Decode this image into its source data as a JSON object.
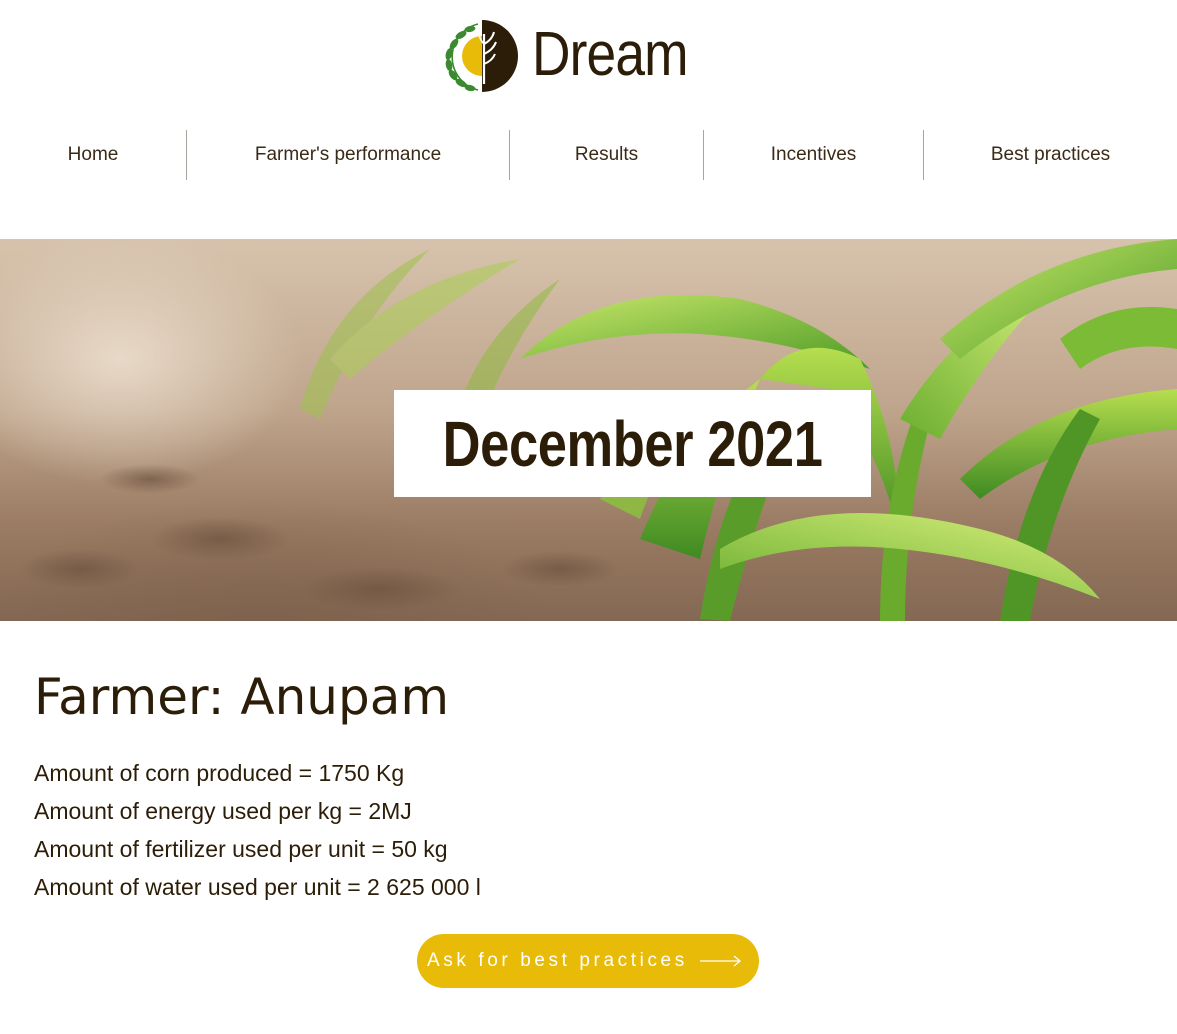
{
  "brand": {
    "name": "Dream",
    "logo_icon": "wheat-leaf-logo-icon",
    "colors": {
      "text": "#2c1d08",
      "accent_yellow": "#e8bb09",
      "leaf_green": "#3b8a2f",
      "dark_brown": "#2c1d08"
    }
  },
  "nav": {
    "items": [
      {
        "label": "Home"
      },
      {
        "label": "Farmer's performance"
      },
      {
        "label": "Results"
      },
      {
        "label": "Incentives"
      },
      {
        "label": "Best practices"
      }
    ]
  },
  "hero": {
    "label": "December 2021",
    "image": "corn-seedlings-photo"
  },
  "farmer": {
    "title": "Farmer: Anupam",
    "stats": [
      "Amount of corn produced = 1750 Kg",
      "Amount of energy used per kg = 2MJ",
      "Amount of fertilizer used per unit = 50 kg",
      "Amount of water used per unit = 2 625 000 l"
    ]
  },
  "cta": {
    "label": "Ask for best practices",
    "icon": "arrow-right-icon"
  }
}
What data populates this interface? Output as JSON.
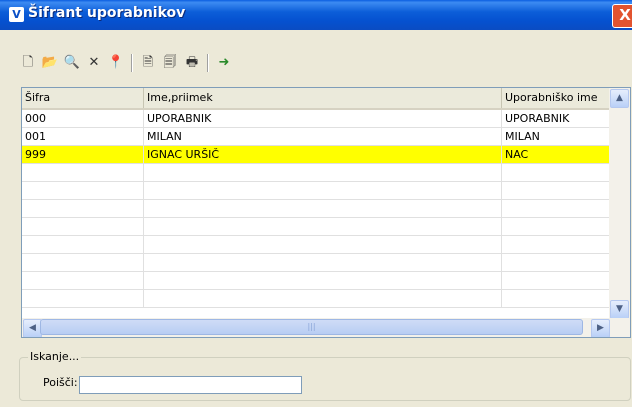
{
  "window": {
    "title": "Šifrant uporabnikov",
    "app_icon_letter": "V",
    "close_label": "X"
  },
  "toolbar": {
    "buttons": [
      {
        "icon": "new-document-icon",
        "glyph": "🗋"
      },
      {
        "icon": "open-folder-icon",
        "glyph": "📂"
      },
      {
        "icon": "search-preview-icon",
        "glyph": "🔍"
      },
      {
        "icon": "delete-icon",
        "glyph": "✕"
      },
      {
        "icon": "pin-icon",
        "glyph": "📍"
      },
      {
        "icon": "print-preview-icon",
        "glyph": "🗎"
      },
      {
        "icon": "page-setup-icon",
        "glyph": "🗐"
      },
      {
        "icon": "printer-icon",
        "glyph": "🖶"
      },
      {
        "icon": "exit-icon",
        "glyph": "➜"
      }
    ]
  },
  "grid": {
    "columns": [
      "Šifra",
      "Ime,priimek",
      "Uporabniško ime"
    ],
    "rows": [
      [
        "000",
        "UPORABNIK",
        "UPORABNIK"
      ],
      [
        "001",
        "MILAN",
        "MILAN"
      ],
      [
        "999",
        "IGNAC URŠIČ",
        "NAC"
      ]
    ],
    "selected_row": 2,
    "selected_color": "#ffff00"
  },
  "search": {
    "legend": "Iskanje...",
    "label": "Poišči:",
    "value": ""
  }
}
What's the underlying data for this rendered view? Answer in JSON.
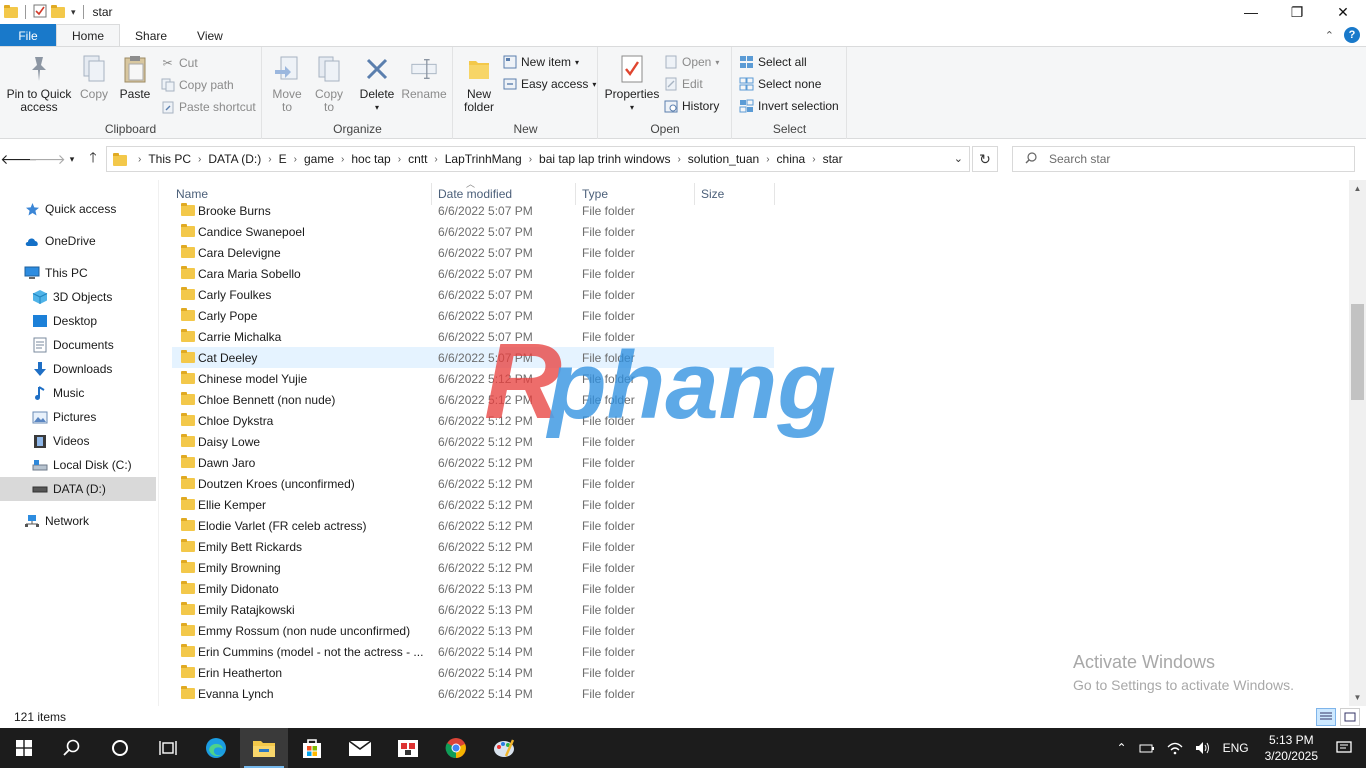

========

■ GIVEN EXERCISE ■
From the material, report only how many lines include the word "Amount".

■ COMPLETED EXERCISE ■
4